Without the pictures, set down the records below word for word.
___ DATA LINES ___
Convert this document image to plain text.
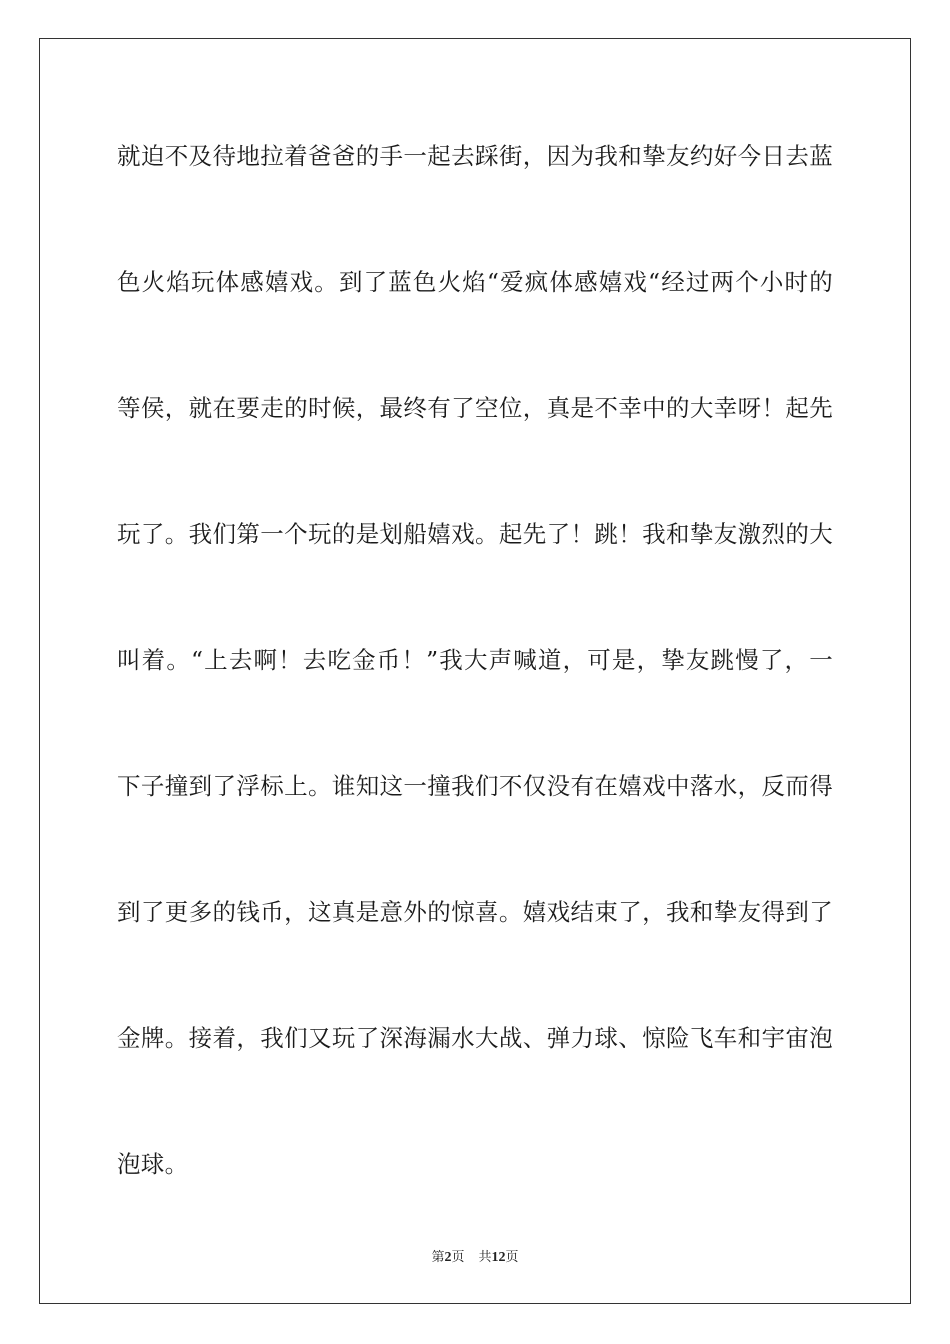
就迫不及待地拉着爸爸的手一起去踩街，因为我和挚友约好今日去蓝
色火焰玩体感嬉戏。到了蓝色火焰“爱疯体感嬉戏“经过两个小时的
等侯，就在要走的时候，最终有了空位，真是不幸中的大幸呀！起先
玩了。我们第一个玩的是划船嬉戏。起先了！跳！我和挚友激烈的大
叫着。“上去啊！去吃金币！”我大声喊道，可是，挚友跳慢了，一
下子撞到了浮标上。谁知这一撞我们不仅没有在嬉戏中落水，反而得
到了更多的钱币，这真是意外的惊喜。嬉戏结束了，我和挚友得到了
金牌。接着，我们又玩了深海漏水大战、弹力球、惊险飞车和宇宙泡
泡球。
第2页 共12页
___
PROBLEM SOLUTION
Convert this document image to plain text.
就迫不及待地拉着爸爸的手一起去踩街，因为我和挚友约好今日去蓝
色火焰玩体感嬉戏。到了蓝色火焰“爱疯体感嬉戏“经过两个小时的
等侯，就在要走的时候，最终有了空位，真是不幸中的大幸呀！起先
玩了。我们第一个玩的是划船嬉戏。起先了！跳！我和挚友激烈的大
叫着。“上去啊！去吃金币！”我大声喊道，可是，挚友跳慢了，一
下子撞到了浮标上。谁知这一撞我们不仅没有在嬉戏中落水，反而得
到了更多的钱币，这真是意外的惊喜。嬉戏结束了，我和挚友得到了
金牌。接着，我们又玩了深海漏水大战、弹力球、惊险飞车和宇宙泡
泡球。
第2页 共12页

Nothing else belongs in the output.